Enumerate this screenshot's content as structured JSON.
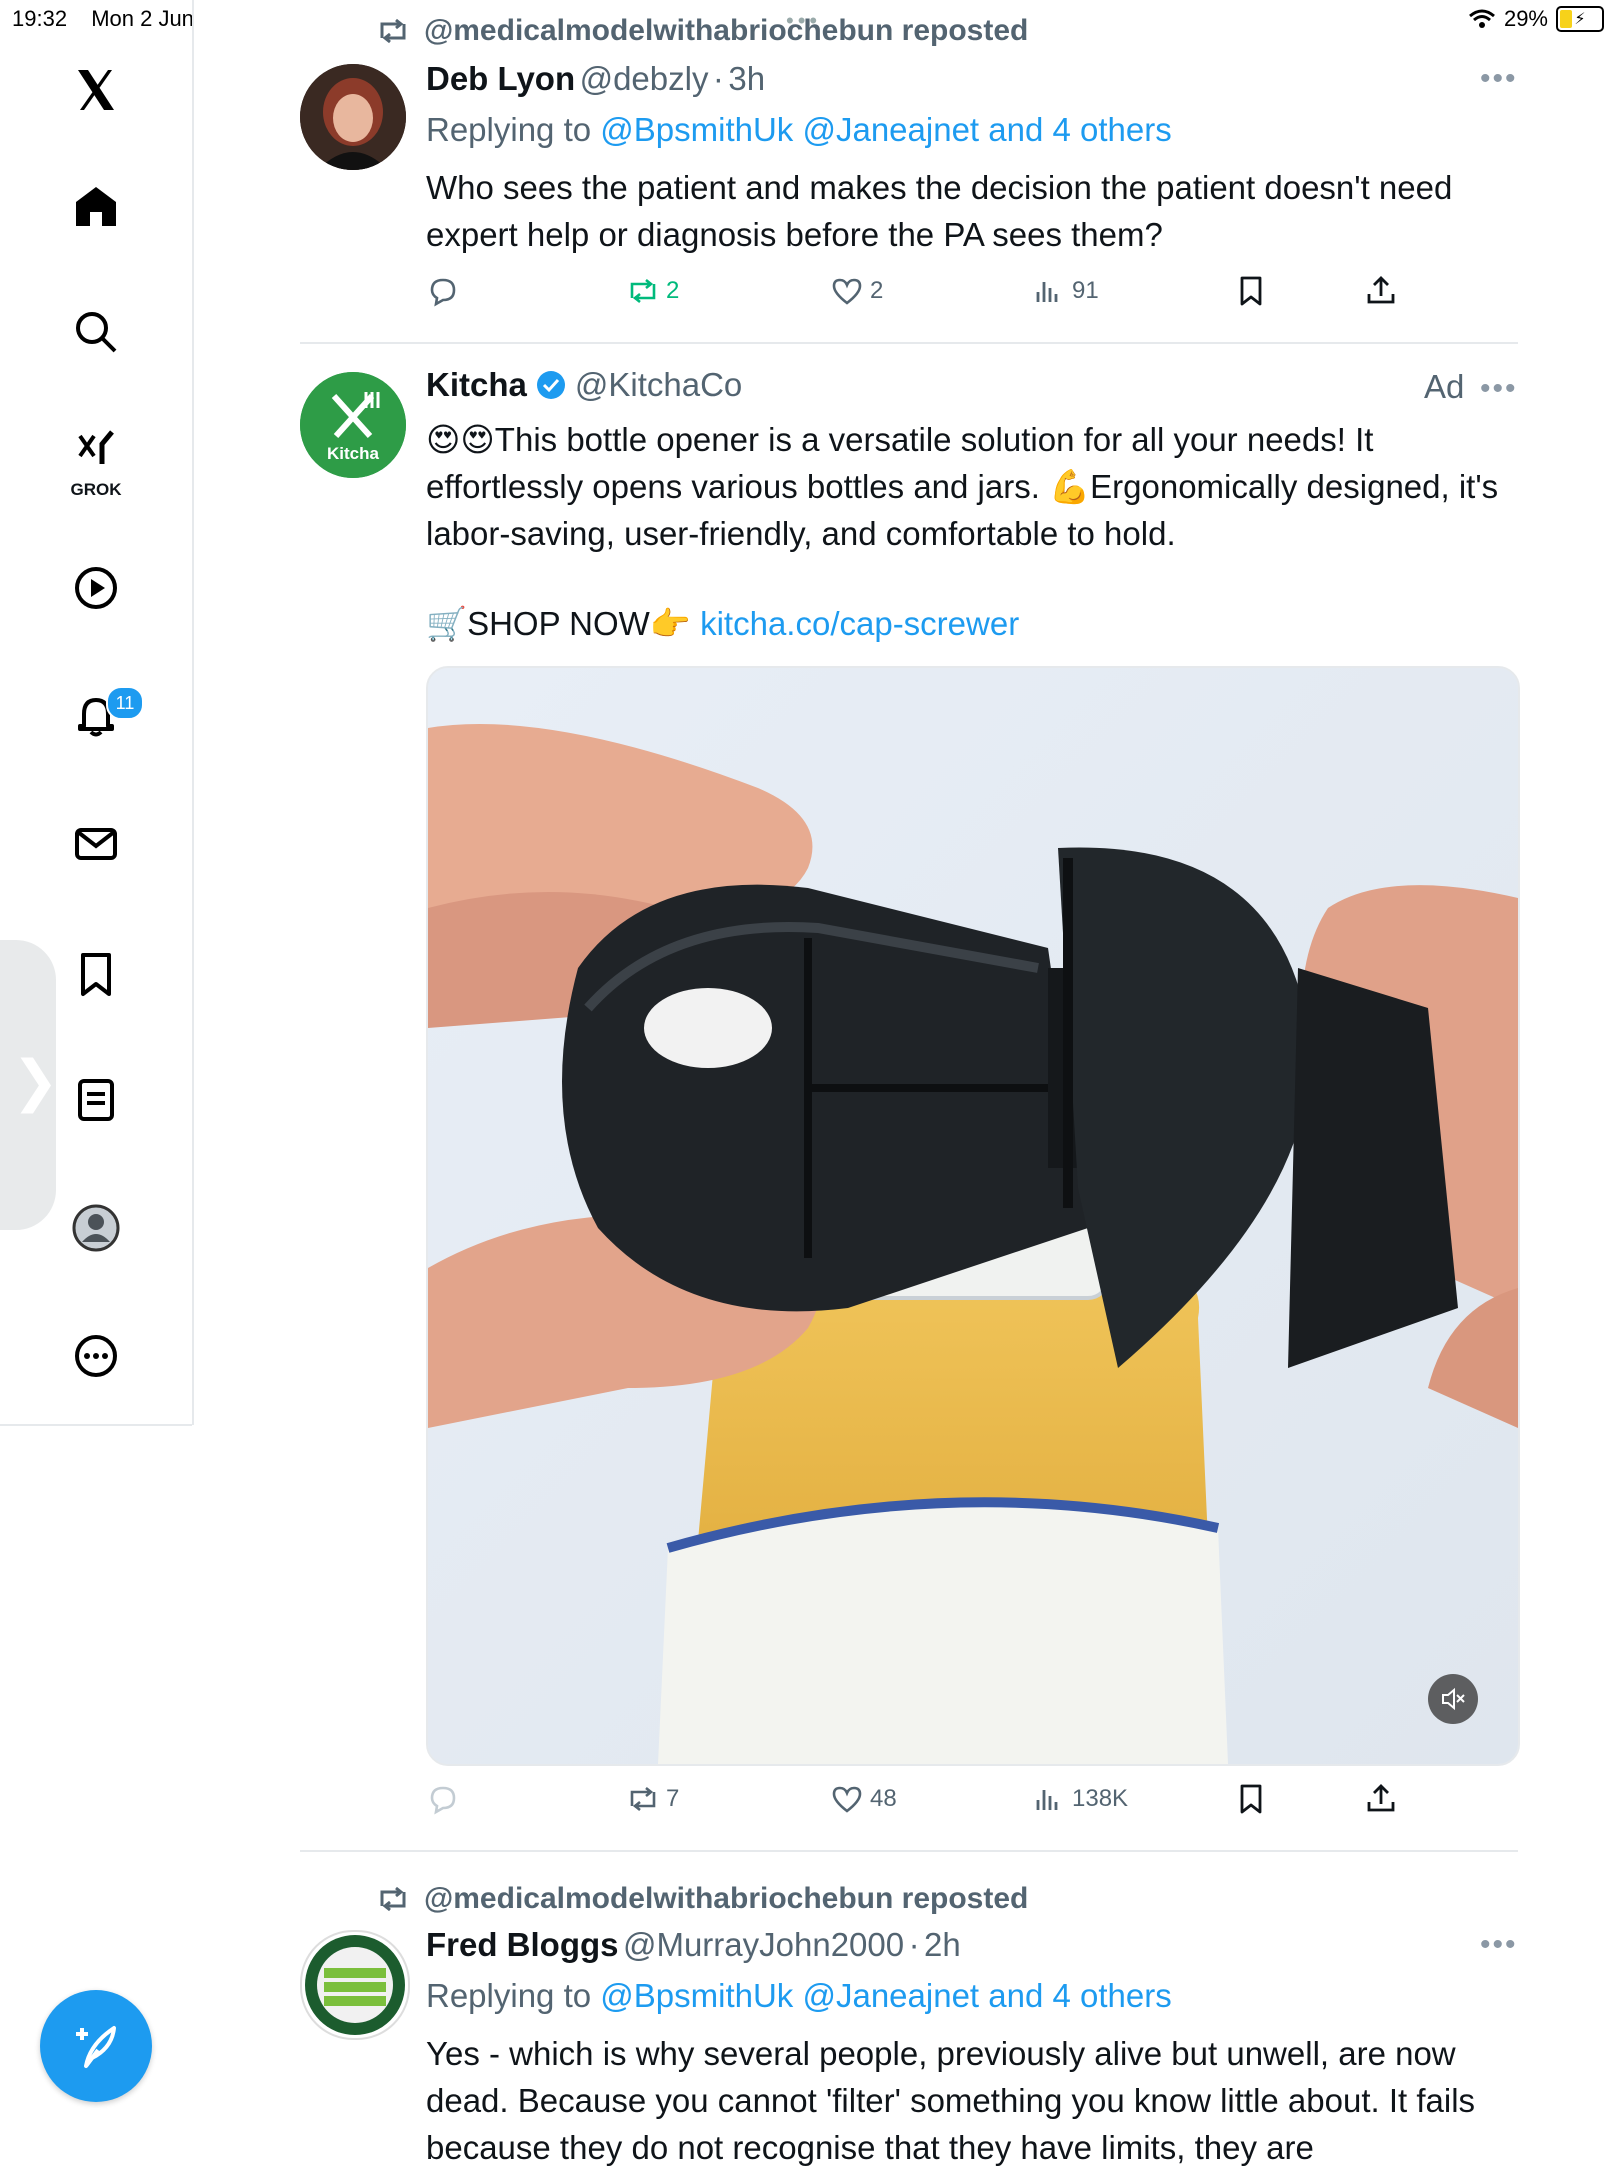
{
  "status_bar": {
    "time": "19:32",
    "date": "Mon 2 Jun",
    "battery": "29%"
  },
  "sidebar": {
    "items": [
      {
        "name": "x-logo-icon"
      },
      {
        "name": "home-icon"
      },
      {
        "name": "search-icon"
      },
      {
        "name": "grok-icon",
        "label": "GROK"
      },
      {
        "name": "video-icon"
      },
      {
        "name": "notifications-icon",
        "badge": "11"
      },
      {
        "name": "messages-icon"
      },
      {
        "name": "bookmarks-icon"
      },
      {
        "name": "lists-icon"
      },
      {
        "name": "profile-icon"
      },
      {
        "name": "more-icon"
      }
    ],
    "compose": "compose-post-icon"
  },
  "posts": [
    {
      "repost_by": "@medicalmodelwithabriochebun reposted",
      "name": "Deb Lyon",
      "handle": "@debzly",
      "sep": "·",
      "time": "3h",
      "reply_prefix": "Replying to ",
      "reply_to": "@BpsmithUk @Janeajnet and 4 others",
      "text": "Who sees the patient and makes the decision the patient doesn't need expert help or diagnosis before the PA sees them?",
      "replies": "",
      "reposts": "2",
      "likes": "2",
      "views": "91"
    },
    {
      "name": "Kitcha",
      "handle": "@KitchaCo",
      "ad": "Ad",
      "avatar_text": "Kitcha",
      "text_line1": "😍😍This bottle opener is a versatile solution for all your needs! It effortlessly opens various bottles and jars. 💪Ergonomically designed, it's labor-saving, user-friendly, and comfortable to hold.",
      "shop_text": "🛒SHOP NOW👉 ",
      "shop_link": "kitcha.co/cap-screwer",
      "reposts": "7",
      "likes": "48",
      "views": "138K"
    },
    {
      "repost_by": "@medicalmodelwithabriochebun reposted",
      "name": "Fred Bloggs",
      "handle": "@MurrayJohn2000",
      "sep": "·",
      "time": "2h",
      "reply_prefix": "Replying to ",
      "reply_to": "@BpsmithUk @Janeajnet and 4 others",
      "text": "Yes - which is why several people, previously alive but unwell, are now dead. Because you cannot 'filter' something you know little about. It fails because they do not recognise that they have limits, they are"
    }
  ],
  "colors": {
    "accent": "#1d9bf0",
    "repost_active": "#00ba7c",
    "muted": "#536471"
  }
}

...

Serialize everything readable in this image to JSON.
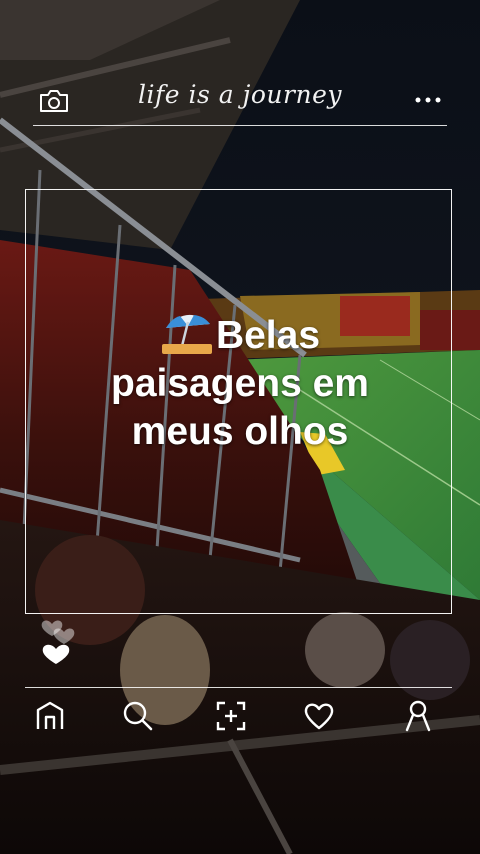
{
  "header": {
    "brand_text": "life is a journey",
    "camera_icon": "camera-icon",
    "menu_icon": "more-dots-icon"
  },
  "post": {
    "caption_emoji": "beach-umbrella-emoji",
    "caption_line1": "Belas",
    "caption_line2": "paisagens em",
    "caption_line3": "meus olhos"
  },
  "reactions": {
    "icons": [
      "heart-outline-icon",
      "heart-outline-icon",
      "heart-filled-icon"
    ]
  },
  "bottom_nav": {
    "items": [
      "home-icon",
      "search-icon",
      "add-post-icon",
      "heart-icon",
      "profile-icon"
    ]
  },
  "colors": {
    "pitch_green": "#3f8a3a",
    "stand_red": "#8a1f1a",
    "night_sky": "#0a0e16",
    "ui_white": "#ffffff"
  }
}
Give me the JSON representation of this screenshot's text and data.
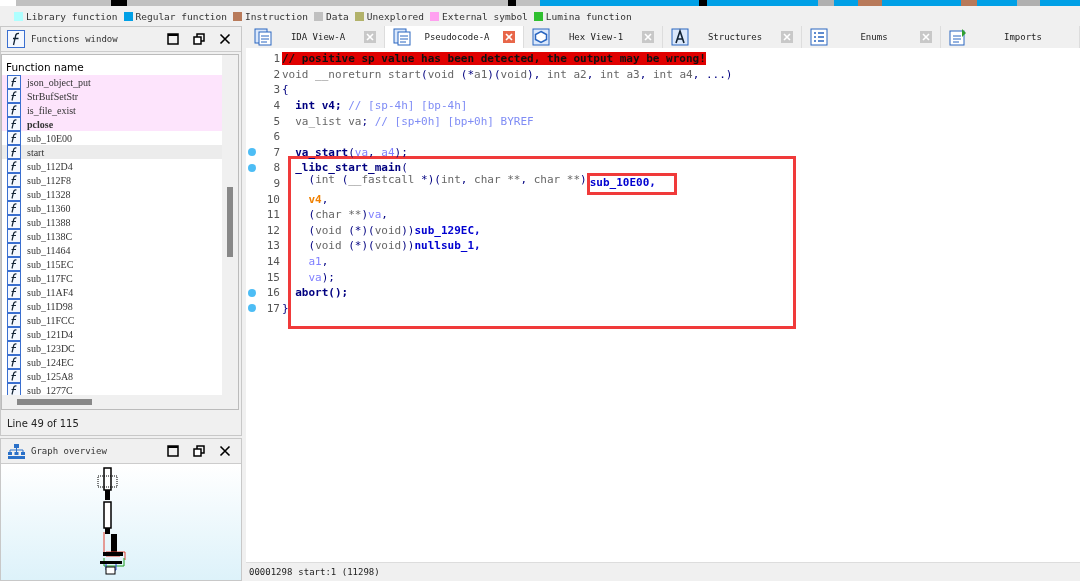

--

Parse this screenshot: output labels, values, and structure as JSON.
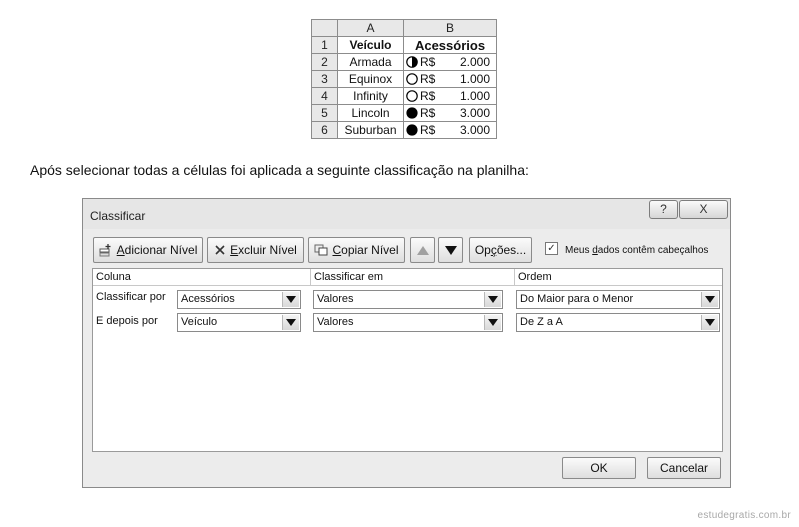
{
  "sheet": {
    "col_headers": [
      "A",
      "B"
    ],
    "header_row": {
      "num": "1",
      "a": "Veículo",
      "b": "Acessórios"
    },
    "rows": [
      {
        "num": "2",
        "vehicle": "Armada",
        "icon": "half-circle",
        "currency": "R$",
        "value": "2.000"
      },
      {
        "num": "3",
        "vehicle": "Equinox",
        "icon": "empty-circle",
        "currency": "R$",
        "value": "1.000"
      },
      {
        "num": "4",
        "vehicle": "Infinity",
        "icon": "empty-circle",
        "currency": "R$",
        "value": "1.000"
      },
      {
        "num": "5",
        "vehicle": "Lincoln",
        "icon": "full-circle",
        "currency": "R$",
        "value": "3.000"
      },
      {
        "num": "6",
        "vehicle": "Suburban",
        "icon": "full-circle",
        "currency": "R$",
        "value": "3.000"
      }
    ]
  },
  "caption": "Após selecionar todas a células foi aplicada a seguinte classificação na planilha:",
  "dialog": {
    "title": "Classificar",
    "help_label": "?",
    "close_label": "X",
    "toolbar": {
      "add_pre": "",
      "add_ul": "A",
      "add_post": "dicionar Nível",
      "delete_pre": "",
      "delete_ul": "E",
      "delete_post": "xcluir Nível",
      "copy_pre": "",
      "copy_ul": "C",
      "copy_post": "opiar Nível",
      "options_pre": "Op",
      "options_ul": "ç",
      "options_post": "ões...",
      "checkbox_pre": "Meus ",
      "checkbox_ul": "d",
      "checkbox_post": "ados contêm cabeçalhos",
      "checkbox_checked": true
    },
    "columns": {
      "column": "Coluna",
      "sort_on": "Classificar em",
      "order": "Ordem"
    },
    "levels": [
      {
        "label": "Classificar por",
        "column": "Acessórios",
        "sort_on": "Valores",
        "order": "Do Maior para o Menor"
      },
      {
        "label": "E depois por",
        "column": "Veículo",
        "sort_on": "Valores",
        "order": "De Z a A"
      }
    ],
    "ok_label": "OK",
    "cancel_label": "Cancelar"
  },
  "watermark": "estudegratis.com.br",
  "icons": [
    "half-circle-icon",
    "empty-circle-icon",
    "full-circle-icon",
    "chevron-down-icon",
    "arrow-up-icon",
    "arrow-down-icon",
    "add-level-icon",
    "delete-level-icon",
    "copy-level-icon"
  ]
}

DO THIS:
Skip the pictures and repeat, word for word, the lines from the one containing "Serialize everything readable" to the one containing "Give me the", keeping both of those lines.

RESULT OF THE EXERCISE:
Serialize everything readable in this image to JSON.
{
  "header": {
    "brand_text": "life is a journey",
    "camera_icon": "camera-icon",
    "menu_icon": "more-dots-icon"
  },
  "post": {
    "caption_emoji": "beach-umbrella-emoji",
    "caption_line1": "Belas",
    "caption_line2": "paisagens em",
    "caption_line3": "meus olhos"
  },
  "reactions": {
    "icons": [
      "heart-outline-icon",
      "heart-outline-icon",
      "heart-filled-icon"
    ]
  },
  "bottom_nav": {
    "items": [
      "home-icon",
      "search-icon",
      "add-post-icon",
      "heart-icon",
      "profile-icon"
    ]
  },
  "colors": {
    "pitch_green": "#3f8a3a",
    "stand_red": "#8a1f1a",
    "night_sky": "#0a0e16",
    "ui_white": "#ffffff"
  }
}
Give me the JSON representation of this screenshot's text and data.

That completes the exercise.